§ **Written tasks**:
1. Print the portion of the evaluate.py script that begins at the words "from typing import" and stops after the words "pooled_heatmap = np.abs(np.sum(heatmap, axis=0))".
2. Carry on the evaluate.py script from the point where it stops.

§ **Excerpt provided**:
# # # # # # #
ArrasL/evaluate.py

## evaluate.py
"""
Code to evaluate explanation methods (aka heatmaps/XAI methods) w.r.t. ground truths, as in:
Towards Ground Truth Evaluation of Visual Explanations, Osman et al. 2020
https://arxiv.org/pdf/2003.07258.pdf
(code by Leila Arras, Fraunhofer HHI - Berlin, Germany)
"""
from typing import Dict, List
import os, json
import numpy as np


def pool_heatmap (heatmap: np.ndarray, pooling_type: str) -> np.ndarray:
    """
    Pool the relevance along the channel axis, according to the pooling technique specified by pooling_type.
    """
    C, H, W = heatmap.shape

    if pooling_type=="sum,abs":
        pooled_heatmap = np.abs(np.sum(heatmap, axis=0))

    elif pooling_type=="sum,pos":
        pooled_heatmap = np.sum(heatmap, axis=0) ; pooled_heatmap = np.where(pooled_heatmap>0.0, pooled_heatmap, 0.0)
# # # # # # #
§ **Data listing**:
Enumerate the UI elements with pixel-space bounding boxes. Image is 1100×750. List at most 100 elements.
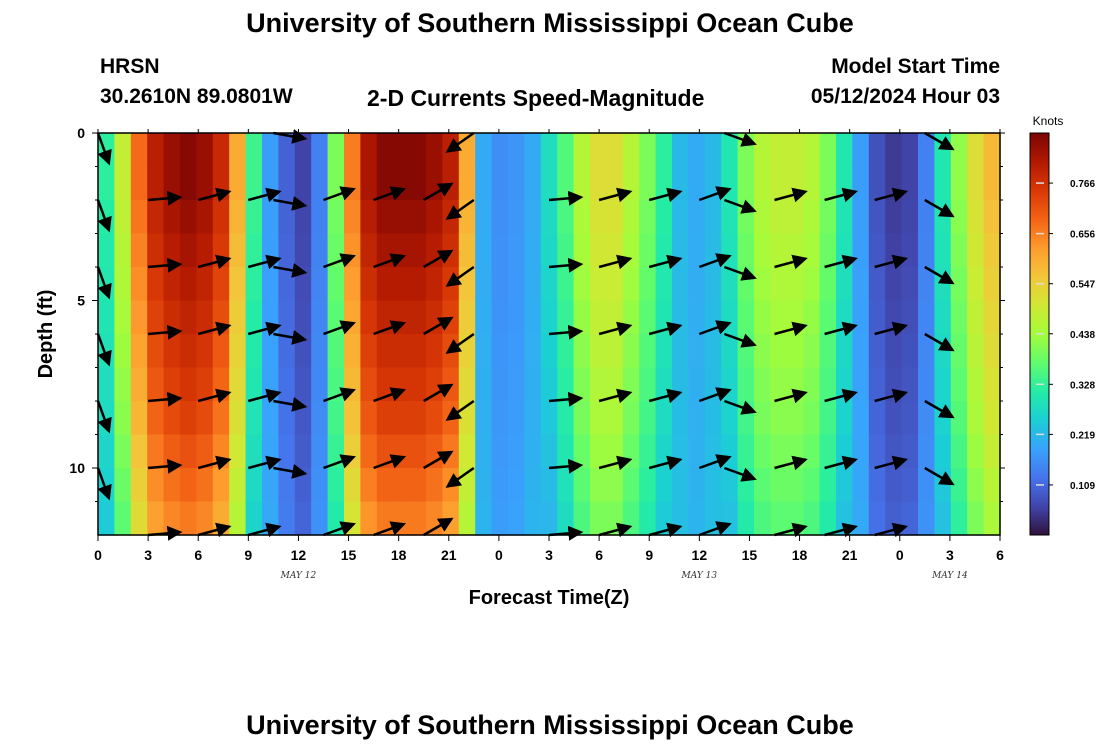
heatmap-cell [557,367,575,402]
heatmap-cell [901,200,919,235]
heatmap-cell [819,166,837,201]
heatmap-cell [426,501,443,536]
heatmap-cell [344,367,361,402]
x-tick-label: 3 [545,547,553,563]
heatmap-cell [147,334,165,369]
heatmap-cell [294,434,312,469]
current-vector [373,320,407,336]
heatmap-cell [901,166,919,201]
heatmap-cell [803,133,821,168]
heatmap-cell [672,133,689,168]
current-vector [548,458,584,474]
heatmap-cell [229,468,247,503]
heatmap-cell [934,468,952,503]
heatmap-cell [180,133,197,168]
heatmap-cell [344,468,361,503]
colorbar-tick-label: 0.438 [1070,330,1095,341]
current-vector [197,321,232,337]
heatmap-cell [606,267,624,302]
current-vector [924,131,955,151]
heatmap-cell [393,267,411,302]
station-name: HRSN [100,55,160,78]
heatmap-cell [344,133,361,168]
heatmap-cell [868,233,886,268]
heatmap-cell [639,434,657,469]
heatmap-cell [458,501,476,536]
heatmap-cell [606,401,624,436]
heatmap-cell [901,501,919,536]
current-vector [698,454,732,470]
heatmap-cell [819,200,837,235]
heatmap-cell [639,401,657,436]
current-vector [96,199,112,233]
heatmap-cell [590,334,607,369]
heatmap-cell [180,300,197,335]
heatmap-cell [557,200,575,235]
heatmap-cell [540,367,558,402]
current-vector [147,458,183,474]
heatmap-cell [278,468,296,503]
current-vector [648,388,683,404]
heatmap-cell [918,300,935,335]
heatmap-cell [393,200,411,235]
page-title: University of Southern Mississippi Ocean… [246,8,854,38]
heatmap-cell [967,401,985,436]
current-vector [423,450,454,470]
heatmap-cell [901,401,919,436]
x-tick-label: 3 [946,547,954,563]
heatmap-cell [885,267,903,302]
current-vector [874,254,909,270]
heatmap-cell [901,300,919,335]
heatmap-cell [918,501,935,536]
heatmap-cell [229,166,247,201]
heatmap-cell [245,468,263,503]
current-vector [197,254,232,270]
heatmap-cell [360,468,378,503]
heatmap-cell [98,166,115,201]
heatmap-cell [163,133,181,168]
heatmap-cell [278,300,296,335]
heatmap-cell [262,334,279,369]
heatmap-cell [524,501,542,536]
heatmap-cell [360,200,378,235]
heatmap-cell [426,166,443,201]
x-tick-label: 0 [94,547,102,563]
heatmap-cell [245,267,263,302]
current-vector [96,333,112,367]
heatmap-cell [147,434,165,469]
heatmap-cell [344,200,361,235]
heatmap-cell [98,501,115,536]
x-tick-label: 6 [996,547,1004,563]
current-vector [247,522,282,538]
heatmap-cell [278,233,296,268]
heatmap-cell [770,300,788,335]
current-vector [273,330,308,345]
colorbar-tick-label: 0.766 [1070,179,1095,190]
heatmap-cell [393,166,411,201]
heatmap-cell [573,200,591,235]
heatmap-cell [819,233,837,268]
heatmap-cell [262,401,279,436]
heatmap-cell [278,501,296,536]
current-vector [423,383,454,403]
heatmap-cell [852,233,870,268]
heatmap-cell [114,501,132,536]
current-vector [147,190,183,206]
heatmap-cell [180,367,197,402]
heatmap-cell [786,200,804,235]
heatmap-cell [180,200,197,235]
heatmap-cell [360,434,378,469]
current-vector [598,388,633,404]
heatmap-cell [950,166,968,201]
current-vector [373,186,407,202]
heatmap-cell [901,233,919,268]
heatmap-cell [180,233,197,268]
current-vector [273,263,308,278]
heatmap-cell [622,501,640,536]
heatmap-cell [639,501,657,536]
heatmap-cell [803,233,821,268]
heatmap-cell [852,501,870,536]
heatmap-cell [672,267,689,302]
heatmap-cell [901,434,919,469]
colorbar-tick-label: 0.656 [1070,230,1095,241]
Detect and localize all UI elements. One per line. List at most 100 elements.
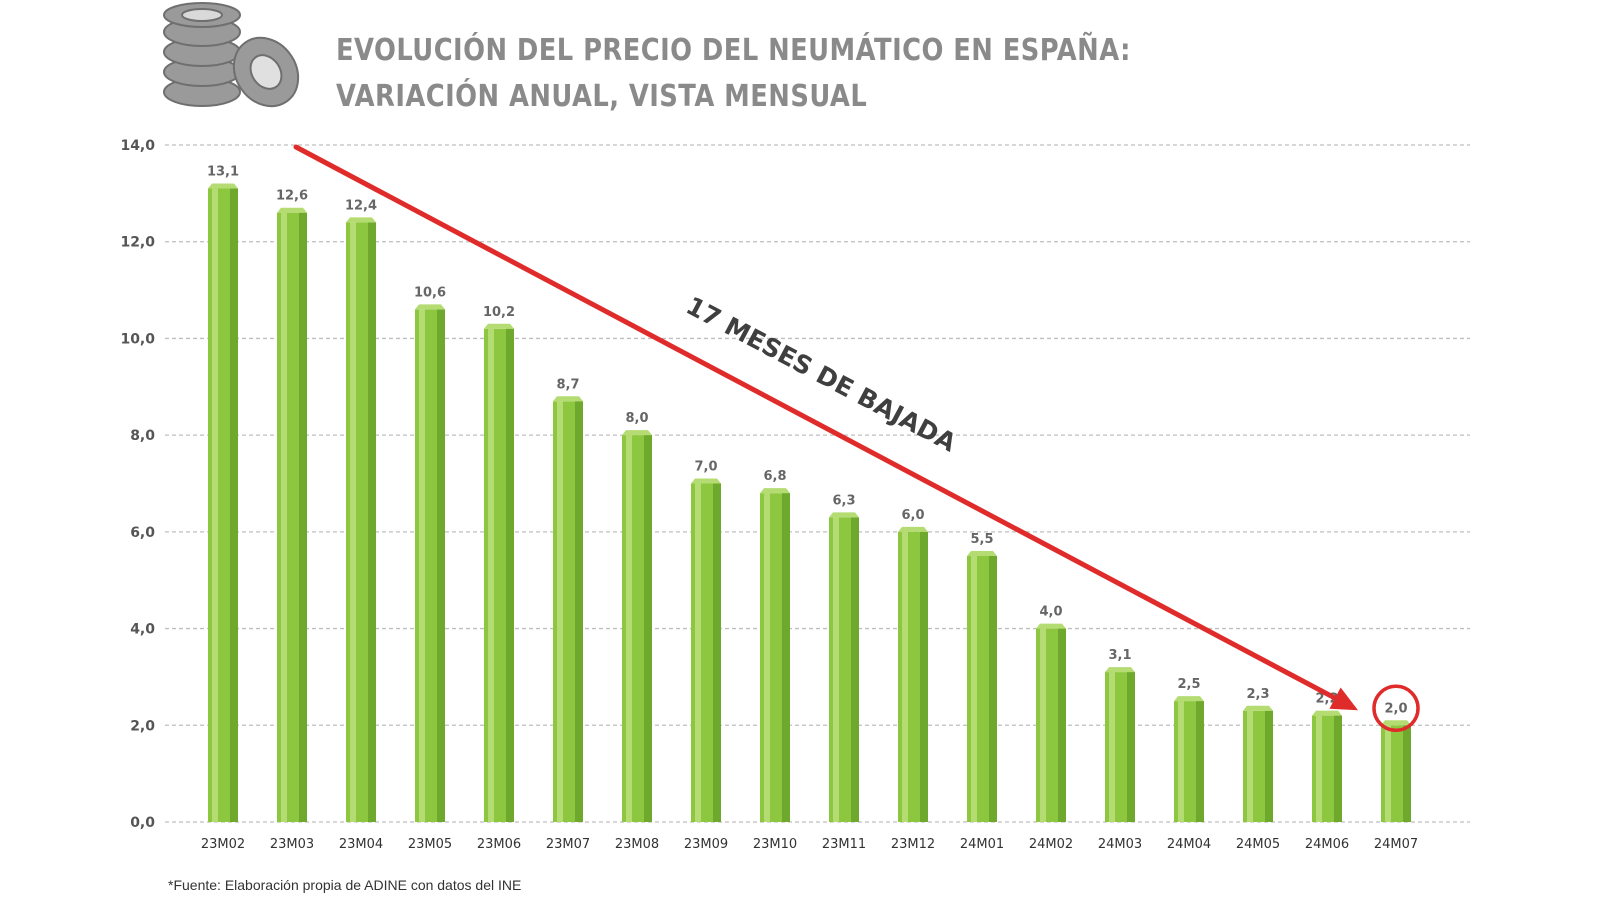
data-label: 2,0 xyxy=(1384,701,1407,716)
bar-top xyxy=(484,323,514,329)
y-tick-label: 8,0 xyxy=(130,428,155,444)
bar-shade xyxy=(1127,672,1135,822)
highlight-circle xyxy=(1372,684,1420,733)
y-tick-label: 14,0 xyxy=(120,138,155,154)
x-tick-label: 23M12 xyxy=(891,837,935,852)
bar xyxy=(1381,720,1411,822)
bar-highlight xyxy=(1178,701,1184,822)
bar-top xyxy=(1312,710,1342,716)
bar-top xyxy=(415,304,445,310)
data-label: 6,3 xyxy=(832,493,855,508)
x-tick-label: 24M02 xyxy=(1029,837,1073,852)
x-tick-label: 23M06 xyxy=(477,837,521,852)
x-tick-label: 23M04 xyxy=(339,837,383,852)
x-tick-label: 23M09 xyxy=(684,837,728,852)
bar-highlight xyxy=(902,531,908,822)
data-label: 5,5 xyxy=(970,532,993,547)
bar-top xyxy=(622,430,652,436)
data-label: 13,1 xyxy=(207,165,239,180)
x-tick-label: 24M07 xyxy=(1374,837,1418,852)
title-line-2: VARIACIÓN ANUAL, VISTA MENSUAL xyxy=(336,79,868,114)
bar xyxy=(553,396,583,822)
source-footnote: *Fuente: Elaboración propia de ADINE con… xyxy=(168,877,522,893)
bar-shade xyxy=(230,188,238,822)
bar-shade xyxy=(1196,701,1204,822)
x-tick-label: 24M04 xyxy=(1167,837,1211,852)
bar-top xyxy=(760,488,790,494)
bar-shade xyxy=(1403,725,1411,822)
bar-shade xyxy=(575,401,583,822)
x-axis-ticks: 23M02 23M03 23M04 23M05 23M06 23M07 23M08 23M09… xyxy=(201,837,1418,852)
bars xyxy=(208,183,1411,822)
bar-top xyxy=(898,526,928,532)
bar-top xyxy=(691,478,721,484)
bar-top xyxy=(967,551,997,557)
data-label: 3,1 xyxy=(1108,648,1131,663)
bar-highlight xyxy=(695,483,701,822)
data-label: 8,7 xyxy=(556,377,579,392)
data-label: 10,2 xyxy=(483,305,515,320)
bar xyxy=(691,478,721,822)
bar-highlight xyxy=(350,222,356,822)
bar-top xyxy=(1174,696,1204,702)
bar-shade xyxy=(437,309,445,822)
bar-shade xyxy=(851,517,859,822)
bar-shade xyxy=(506,328,514,822)
y-tick-label: 10,0 xyxy=(120,331,155,347)
bar xyxy=(1243,705,1273,822)
bar-highlight xyxy=(212,188,218,822)
bar-shade xyxy=(1058,628,1066,822)
data-label: 12,6 xyxy=(276,189,308,204)
bar-highlight xyxy=(764,493,770,822)
bar xyxy=(622,430,652,822)
stacked-tires-icon xyxy=(163,2,300,108)
bar xyxy=(208,183,238,822)
data-labels: 13,1 12,6 12,4 10,6 10,2 8,7 8,0 7,0 6,8 6,3 6,0 5,… xyxy=(207,165,1408,717)
bar-shade xyxy=(1334,715,1342,822)
chart-title: EVOLUCIÓN DEL PRECIO DEL NEUMÁTICO EN ES… xyxy=(336,28,1260,120)
bar-highlight xyxy=(281,212,287,822)
bar-top xyxy=(1036,623,1066,629)
bar-highlight xyxy=(1247,710,1253,822)
bar-top xyxy=(346,217,376,223)
data-label: 6,8 xyxy=(763,469,786,484)
bar xyxy=(346,217,376,822)
data-label: 4,0 xyxy=(1039,605,1062,620)
bar-highlight xyxy=(1385,725,1391,822)
y-tick-label: 12,0 xyxy=(120,235,155,251)
x-tick-label: 23M05 xyxy=(408,837,452,852)
bar-highlight xyxy=(1040,628,1046,822)
bar-top xyxy=(208,183,238,189)
bar xyxy=(898,526,928,822)
bar-highlight xyxy=(1316,715,1322,822)
bar-top xyxy=(1243,705,1273,711)
data-label: 2,5 xyxy=(1177,677,1200,692)
y-tick-label: 0,0 xyxy=(130,815,155,831)
grid-lines xyxy=(165,144,1470,823)
bar-top xyxy=(277,207,307,213)
x-tick-label: 24M01 xyxy=(960,837,1004,852)
y-tick-label: 2,0 xyxy=(130,718,155,734)
trend-arrow-head xyxy=(1329,687,1358,711)
bar-top xyxy=(829,512,859,518)
x-tick-label: 23M03 xyxy=(270,837,314,852)
bar-shade xyxy=(920,531,928,822)
bar-highlight xyxy=(488,328,494,822)
data-label: 7,0 xyxy=(694,460,717,475)
data-label: 2,3 xyxy=(1246,687,1269,702)
title-line-1: EVOLUCIÓN DEL PRECIO DEL NEUMÁTICO EN ES… xyxy=(336,33,1131,68)
bar-shade xyxy=(299,212,307,822)
trend-arrow-line xyxy=(293,144,1338,701)
bar-top xyxy=(1105,667,1135,673)
bar xyxy=(415,304,445,822)
data-label: 10,6 xyxy=(414,285,446,300)
data-label: 8,0 xyxy=(625,411,648,426)
bar-shade xyxy=(989,556,997,822)
bar-highlight xyxy=(1109,672,1115,822)
x-tick-label: 23M08 xyxy=(615,837,659,852)
bar xyxy=(1312,710,1342,822)
bar xyxy=(760,488,790,822)
bar-highlight xyxy=(557,401,563,822)
bar-top xyxy=(553,396,583,402)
# # # # # # #
§ **The answers**:
1.
from typing import Dict, List
import os, json
import numpy as np


def pool_heatmap (heatmap: np.ndarray, pooling_type: str) -> np.ndarray:
    """
    Pool the relevance along the channel axis, according to the pooling technique specified by pooling_type.
    """
    C, H, W = heatmap.shape

    if pooling_type=="sum,abs":
        pooled_heatmap = np.abs(np.sum(heatmap, axis=0))

2.
    elif pooling_type=="max-norm":
        pooled_heatmap = np.amax(np.abs(heatmap), axis=0)

    elif pooling_type=="l1-norm":
        pooled_heatmap = np.linalg.norm(heatmap, ord=1, axis=0)

    elif pooling_type=="l2-norm":
        pooled_heatmap = np.linalg.norm(heatmap, ord=2, axis=0)

    elif pooling_type=="l2-norm,sq":
        pooled_heatmap = (np.linalg.norm(heatmap, ord=2, axis=0))**2

    assert pooled_heatmap.shape == (H, W) and np.all(pooled_heatmap>=0.0)
    return pooled_heatmap


def evaluate_single (heatmap: np.ndarray, ground_truth: np.ndarray, pooling_type: str) -> Dict[str, np.float64]:
    """
    Given an image's relevance heatmap and a corresponding ground truth boolean ndarray of the same vertical and horizontal dimensions, return both:
     - the ratio of relevance falling into the ground truth area w.r.t. the total amount of relevance ("relevance mass accuracy" metric)
     - the ratio of pixels within the N highest relevant pixels (where N is the size of the ground truth area) that effectively belong to the ground truth area
       ("relevance rank accuracy" metric)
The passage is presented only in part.